[A block of data]
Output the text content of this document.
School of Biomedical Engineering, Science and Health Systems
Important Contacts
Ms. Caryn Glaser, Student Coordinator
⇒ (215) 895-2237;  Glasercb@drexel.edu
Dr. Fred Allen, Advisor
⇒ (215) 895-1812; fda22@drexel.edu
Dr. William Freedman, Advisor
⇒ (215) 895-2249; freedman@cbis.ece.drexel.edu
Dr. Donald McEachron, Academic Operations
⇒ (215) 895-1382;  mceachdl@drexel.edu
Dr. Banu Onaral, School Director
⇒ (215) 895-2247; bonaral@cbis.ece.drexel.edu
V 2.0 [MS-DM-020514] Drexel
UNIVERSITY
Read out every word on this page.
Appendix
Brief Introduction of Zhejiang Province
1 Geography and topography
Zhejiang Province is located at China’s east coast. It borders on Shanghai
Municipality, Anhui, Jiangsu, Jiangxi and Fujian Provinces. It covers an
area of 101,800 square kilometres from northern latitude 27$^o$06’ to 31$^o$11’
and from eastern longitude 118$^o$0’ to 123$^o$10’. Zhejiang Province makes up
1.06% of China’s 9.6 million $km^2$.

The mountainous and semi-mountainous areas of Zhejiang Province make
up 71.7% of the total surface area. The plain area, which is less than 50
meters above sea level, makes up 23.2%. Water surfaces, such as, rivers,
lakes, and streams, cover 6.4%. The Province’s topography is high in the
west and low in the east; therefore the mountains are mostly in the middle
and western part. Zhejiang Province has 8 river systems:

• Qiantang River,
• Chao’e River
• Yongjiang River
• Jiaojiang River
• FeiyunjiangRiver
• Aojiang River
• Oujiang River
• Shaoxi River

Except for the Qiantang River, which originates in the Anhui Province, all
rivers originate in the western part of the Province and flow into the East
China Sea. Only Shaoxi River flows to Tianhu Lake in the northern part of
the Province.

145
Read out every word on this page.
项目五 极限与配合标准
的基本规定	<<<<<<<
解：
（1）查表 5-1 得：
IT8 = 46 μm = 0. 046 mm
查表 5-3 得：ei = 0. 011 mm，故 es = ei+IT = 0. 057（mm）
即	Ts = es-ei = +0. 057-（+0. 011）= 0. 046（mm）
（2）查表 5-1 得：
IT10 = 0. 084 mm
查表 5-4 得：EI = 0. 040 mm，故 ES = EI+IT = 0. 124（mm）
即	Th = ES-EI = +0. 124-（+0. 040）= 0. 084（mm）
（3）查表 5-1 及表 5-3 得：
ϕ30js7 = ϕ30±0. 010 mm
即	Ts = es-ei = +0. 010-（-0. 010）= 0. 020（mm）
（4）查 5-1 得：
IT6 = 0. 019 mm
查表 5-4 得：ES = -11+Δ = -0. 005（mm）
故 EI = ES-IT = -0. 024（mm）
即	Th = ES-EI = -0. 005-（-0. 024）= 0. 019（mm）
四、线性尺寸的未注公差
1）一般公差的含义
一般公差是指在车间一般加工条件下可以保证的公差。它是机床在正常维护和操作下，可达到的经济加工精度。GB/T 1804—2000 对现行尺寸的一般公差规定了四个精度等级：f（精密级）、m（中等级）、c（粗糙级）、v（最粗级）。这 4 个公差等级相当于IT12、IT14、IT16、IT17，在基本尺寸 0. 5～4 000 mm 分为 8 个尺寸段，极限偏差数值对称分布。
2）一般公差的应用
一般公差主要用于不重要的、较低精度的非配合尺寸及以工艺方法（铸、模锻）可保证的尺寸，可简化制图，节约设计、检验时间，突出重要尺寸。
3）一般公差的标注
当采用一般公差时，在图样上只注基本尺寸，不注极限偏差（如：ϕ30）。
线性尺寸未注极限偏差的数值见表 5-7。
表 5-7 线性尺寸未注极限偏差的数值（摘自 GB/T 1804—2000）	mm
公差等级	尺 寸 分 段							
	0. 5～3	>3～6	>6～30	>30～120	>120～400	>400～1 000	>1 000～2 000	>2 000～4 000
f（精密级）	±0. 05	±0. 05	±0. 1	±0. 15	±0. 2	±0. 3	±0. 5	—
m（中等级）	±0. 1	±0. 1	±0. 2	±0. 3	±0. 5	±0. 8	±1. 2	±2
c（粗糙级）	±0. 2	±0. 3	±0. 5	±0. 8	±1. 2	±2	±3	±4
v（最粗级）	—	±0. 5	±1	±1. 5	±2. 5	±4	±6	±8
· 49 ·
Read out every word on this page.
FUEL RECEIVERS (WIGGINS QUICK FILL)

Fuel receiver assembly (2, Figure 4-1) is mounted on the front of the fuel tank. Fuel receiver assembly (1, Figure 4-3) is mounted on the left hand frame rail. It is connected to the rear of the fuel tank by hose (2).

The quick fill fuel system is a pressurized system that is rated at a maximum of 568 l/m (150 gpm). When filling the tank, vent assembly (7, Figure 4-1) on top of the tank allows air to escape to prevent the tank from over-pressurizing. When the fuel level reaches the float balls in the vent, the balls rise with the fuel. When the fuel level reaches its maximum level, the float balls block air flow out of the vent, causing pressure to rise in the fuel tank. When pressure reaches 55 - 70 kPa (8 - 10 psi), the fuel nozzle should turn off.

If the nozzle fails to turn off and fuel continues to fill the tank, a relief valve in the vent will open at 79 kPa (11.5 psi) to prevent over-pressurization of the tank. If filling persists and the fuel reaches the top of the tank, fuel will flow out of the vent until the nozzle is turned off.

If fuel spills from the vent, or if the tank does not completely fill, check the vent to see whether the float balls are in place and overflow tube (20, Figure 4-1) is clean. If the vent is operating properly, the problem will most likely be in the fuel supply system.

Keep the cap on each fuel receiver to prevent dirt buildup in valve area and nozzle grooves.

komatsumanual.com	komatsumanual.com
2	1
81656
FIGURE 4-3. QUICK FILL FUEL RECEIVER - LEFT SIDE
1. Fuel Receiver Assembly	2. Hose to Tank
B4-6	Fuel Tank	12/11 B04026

TO DO
Give every line of the material that includes the string "which".

SOLUTION
up 71.7% of the total surface area. The plain area, which is less than 50
Except for the Qiantang River, which originates in the Anhui Province, all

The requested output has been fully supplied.